VORGEGEBENE DATEN:
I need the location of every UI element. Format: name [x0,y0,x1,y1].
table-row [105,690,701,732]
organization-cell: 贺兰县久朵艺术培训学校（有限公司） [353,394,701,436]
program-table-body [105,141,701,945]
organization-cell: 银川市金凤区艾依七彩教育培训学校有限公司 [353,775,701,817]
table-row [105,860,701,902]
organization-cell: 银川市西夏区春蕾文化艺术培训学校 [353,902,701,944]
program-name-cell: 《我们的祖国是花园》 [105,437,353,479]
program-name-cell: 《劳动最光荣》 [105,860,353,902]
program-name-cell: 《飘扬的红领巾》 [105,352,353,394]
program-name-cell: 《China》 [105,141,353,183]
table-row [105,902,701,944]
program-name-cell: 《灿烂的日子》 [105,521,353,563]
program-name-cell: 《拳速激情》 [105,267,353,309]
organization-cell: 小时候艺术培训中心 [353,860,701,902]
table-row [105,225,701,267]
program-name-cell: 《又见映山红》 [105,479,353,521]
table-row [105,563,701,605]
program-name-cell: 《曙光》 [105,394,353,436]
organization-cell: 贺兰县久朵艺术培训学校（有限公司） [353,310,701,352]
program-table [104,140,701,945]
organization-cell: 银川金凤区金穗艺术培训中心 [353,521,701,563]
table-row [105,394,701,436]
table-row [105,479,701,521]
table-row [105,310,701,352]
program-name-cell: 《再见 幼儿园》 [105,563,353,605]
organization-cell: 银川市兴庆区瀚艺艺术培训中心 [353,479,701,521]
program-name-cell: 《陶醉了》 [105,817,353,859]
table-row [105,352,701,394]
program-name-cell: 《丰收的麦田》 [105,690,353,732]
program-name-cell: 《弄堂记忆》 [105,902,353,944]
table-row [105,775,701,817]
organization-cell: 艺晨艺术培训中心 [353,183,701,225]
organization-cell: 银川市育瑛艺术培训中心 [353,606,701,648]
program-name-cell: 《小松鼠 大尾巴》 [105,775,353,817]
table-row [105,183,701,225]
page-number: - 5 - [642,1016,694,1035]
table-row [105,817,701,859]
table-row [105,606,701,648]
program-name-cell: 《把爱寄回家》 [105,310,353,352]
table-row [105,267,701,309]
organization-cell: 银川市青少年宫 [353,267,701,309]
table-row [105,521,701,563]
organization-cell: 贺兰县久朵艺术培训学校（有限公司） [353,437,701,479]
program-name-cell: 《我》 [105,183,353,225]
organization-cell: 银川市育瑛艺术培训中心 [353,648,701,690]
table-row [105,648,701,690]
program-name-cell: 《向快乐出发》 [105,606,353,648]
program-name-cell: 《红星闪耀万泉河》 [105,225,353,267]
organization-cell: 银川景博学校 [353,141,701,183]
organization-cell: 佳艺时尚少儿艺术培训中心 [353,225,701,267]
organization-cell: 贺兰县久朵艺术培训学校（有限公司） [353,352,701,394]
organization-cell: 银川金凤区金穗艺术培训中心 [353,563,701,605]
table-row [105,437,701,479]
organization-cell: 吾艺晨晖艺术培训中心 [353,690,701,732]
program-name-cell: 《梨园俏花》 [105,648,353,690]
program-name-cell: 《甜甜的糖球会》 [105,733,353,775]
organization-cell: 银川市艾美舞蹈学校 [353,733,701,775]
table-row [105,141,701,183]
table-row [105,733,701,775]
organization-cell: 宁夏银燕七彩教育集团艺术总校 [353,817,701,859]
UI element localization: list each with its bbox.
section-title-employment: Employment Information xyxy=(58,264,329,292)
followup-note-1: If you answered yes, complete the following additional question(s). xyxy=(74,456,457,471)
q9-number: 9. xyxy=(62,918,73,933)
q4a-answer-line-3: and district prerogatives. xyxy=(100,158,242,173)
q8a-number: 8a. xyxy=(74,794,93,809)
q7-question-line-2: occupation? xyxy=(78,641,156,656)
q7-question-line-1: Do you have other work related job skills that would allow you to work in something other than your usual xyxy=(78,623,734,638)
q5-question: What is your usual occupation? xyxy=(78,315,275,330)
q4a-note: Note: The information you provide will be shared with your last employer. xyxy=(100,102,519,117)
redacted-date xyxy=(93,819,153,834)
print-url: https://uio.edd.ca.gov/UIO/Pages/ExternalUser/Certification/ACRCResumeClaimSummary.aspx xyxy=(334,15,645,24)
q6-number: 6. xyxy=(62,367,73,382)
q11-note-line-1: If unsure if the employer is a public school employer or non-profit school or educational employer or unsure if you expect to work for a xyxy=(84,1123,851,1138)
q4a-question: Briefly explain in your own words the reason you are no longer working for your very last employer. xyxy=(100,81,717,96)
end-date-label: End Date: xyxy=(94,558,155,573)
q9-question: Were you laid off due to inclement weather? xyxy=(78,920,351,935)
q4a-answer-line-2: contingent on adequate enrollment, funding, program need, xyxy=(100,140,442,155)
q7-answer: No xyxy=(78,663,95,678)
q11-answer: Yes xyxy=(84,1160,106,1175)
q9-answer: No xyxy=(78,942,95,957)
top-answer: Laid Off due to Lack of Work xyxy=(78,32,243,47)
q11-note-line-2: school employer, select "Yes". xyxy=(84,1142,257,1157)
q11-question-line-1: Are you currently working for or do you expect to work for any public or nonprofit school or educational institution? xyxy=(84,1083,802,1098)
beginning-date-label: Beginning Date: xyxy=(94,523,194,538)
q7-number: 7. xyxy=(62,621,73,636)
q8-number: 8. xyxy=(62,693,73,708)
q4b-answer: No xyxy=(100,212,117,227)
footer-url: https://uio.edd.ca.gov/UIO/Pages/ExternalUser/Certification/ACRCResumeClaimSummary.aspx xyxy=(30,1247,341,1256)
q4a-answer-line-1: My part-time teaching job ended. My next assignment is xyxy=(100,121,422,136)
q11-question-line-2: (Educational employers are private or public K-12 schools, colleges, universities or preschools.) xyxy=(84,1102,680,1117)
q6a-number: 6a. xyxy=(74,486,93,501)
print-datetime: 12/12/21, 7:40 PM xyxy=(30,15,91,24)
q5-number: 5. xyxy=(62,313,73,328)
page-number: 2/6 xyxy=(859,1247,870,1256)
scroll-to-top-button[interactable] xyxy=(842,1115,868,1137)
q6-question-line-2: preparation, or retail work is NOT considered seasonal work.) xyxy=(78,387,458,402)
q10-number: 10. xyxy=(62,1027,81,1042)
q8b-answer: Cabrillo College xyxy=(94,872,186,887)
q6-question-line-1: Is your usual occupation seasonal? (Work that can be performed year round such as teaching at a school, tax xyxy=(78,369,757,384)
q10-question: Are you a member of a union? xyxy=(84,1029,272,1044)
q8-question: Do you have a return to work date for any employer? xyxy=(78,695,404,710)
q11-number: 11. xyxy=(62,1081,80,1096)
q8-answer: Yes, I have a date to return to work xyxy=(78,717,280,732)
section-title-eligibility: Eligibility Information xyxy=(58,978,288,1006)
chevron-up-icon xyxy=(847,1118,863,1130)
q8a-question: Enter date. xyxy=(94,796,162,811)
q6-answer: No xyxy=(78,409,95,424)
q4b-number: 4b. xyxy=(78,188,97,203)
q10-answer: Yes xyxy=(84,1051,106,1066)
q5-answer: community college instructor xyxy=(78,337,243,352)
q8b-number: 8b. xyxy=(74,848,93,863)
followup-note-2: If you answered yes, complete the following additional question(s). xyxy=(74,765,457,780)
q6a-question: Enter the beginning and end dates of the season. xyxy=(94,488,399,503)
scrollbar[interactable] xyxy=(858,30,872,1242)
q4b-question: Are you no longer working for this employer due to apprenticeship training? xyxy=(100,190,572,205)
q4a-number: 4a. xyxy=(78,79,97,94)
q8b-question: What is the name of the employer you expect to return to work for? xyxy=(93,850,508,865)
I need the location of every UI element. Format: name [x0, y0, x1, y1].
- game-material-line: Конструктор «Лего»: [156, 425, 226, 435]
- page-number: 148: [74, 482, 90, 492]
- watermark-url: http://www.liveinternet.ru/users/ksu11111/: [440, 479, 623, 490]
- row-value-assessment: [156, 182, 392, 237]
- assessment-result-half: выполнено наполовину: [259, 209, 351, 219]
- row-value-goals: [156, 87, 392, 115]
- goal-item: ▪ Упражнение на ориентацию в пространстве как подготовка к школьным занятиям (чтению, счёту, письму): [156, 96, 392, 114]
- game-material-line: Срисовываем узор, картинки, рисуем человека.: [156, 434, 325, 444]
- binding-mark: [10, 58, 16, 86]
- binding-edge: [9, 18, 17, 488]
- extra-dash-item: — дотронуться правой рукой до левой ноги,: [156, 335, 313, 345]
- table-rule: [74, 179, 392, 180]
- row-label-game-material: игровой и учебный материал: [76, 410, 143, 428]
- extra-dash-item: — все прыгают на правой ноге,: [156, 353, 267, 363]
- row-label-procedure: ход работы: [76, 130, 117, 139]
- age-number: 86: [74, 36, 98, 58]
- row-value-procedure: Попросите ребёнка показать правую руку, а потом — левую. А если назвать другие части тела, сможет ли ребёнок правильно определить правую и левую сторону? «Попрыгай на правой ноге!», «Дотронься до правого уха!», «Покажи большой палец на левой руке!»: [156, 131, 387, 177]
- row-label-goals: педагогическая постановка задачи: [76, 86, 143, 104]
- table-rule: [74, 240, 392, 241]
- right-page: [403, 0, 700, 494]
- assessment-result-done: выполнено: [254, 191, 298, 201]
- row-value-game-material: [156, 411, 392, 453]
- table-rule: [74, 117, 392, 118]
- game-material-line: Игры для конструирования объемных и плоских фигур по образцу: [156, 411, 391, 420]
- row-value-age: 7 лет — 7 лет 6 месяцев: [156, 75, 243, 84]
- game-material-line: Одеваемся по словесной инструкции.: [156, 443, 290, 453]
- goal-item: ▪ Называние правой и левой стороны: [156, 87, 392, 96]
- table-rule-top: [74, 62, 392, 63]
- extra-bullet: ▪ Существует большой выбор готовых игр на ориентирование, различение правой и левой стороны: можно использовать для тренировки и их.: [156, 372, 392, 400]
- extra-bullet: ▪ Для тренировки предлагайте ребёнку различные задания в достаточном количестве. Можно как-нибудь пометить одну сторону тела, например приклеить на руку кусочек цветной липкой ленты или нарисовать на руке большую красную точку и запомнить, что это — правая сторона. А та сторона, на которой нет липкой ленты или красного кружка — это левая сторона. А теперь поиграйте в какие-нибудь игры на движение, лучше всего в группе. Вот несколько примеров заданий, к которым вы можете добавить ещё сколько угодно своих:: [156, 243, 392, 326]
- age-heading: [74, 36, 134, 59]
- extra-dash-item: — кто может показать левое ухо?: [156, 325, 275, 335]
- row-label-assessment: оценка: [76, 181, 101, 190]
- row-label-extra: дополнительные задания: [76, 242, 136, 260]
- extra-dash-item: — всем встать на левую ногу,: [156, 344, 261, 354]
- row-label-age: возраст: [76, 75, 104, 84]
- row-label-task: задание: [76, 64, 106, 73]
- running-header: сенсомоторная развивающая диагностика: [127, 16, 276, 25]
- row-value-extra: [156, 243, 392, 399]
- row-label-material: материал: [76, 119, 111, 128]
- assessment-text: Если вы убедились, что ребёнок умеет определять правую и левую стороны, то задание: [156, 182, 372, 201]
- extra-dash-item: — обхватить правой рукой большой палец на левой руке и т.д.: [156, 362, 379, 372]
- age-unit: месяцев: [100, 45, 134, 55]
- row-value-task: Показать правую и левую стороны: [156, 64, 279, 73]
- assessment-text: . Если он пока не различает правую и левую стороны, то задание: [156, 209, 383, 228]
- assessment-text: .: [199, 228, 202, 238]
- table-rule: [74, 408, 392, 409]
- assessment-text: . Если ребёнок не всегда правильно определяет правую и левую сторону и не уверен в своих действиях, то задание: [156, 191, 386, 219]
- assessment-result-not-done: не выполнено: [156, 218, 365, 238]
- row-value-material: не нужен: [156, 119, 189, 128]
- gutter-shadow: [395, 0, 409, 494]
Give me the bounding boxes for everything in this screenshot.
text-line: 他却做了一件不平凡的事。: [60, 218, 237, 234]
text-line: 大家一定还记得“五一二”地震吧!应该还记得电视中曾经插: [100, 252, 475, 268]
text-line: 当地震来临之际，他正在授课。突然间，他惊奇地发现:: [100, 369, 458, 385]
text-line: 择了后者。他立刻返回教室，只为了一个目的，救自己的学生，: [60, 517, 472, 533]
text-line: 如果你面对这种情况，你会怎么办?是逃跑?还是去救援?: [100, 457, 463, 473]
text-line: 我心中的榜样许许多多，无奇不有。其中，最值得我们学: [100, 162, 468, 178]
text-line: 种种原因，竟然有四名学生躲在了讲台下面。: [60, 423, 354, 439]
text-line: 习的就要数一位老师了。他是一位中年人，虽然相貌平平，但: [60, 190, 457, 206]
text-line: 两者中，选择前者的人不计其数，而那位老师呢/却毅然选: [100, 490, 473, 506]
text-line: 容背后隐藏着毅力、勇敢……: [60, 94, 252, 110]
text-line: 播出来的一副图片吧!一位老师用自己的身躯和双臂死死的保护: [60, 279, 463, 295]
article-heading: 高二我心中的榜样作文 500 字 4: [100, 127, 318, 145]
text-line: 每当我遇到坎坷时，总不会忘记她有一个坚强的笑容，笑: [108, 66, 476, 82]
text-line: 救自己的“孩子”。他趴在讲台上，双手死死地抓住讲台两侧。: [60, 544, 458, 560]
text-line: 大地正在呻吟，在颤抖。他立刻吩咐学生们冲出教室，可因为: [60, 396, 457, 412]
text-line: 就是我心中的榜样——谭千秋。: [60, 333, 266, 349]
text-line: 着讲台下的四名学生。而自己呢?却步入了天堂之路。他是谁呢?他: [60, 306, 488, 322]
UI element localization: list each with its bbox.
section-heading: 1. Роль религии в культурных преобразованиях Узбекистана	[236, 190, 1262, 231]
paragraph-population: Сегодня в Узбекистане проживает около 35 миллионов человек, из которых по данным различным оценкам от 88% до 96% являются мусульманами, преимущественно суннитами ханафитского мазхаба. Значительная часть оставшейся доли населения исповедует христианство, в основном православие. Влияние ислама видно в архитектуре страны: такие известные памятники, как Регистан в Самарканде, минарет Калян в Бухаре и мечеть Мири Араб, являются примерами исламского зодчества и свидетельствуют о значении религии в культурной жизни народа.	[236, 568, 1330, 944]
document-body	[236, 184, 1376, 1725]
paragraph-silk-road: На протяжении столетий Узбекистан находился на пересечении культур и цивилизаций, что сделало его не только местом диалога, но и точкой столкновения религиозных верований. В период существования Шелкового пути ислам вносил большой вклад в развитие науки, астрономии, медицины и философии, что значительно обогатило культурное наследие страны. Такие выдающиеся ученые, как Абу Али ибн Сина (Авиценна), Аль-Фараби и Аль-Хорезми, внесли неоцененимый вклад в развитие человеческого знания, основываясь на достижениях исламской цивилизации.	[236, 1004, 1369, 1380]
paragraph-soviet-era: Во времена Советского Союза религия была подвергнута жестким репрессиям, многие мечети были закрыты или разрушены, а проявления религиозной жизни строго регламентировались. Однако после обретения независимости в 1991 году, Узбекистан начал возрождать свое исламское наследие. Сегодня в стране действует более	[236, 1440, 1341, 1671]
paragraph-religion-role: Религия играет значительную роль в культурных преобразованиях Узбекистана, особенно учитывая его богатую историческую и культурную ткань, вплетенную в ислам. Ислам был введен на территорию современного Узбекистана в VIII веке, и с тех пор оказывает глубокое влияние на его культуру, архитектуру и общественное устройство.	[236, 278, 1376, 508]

AUFGABE: Gib die Datensätze vom ersten Eintrag bis einschließlich der Zeile mit „table-row [105,902,701,944]“ unverändert wieder.

LÖSUNG:
I need the location of every UI element. Format: name [x0,y0,x1,y1].
table-row [105,690,701,732]
organization-cell: 贺兰县久朵艺术培训学校（有限公司） [353,394,701,436]
program-table-body [105,141,701,945]
organization-cell: 银川市金凤区艾依七彩教育培训学校有限公司 [353,775,701,817]
table-row [105,860,701,902]
organization-cell: 银川市西夏区春蕾文化艺术培训学校 [353,902,701,944]
program-name-cell: 《我们的祖国是花园》 [105,437,353,479]
program-name-cell: 《劳动最光荣》 [105,860,353,902]
program-name-cell: 《飘扬的红领巾》 [105,352,353,394]
program-name-cell: 《China》 [105,141,353,183]
table-row [105,902,701,944]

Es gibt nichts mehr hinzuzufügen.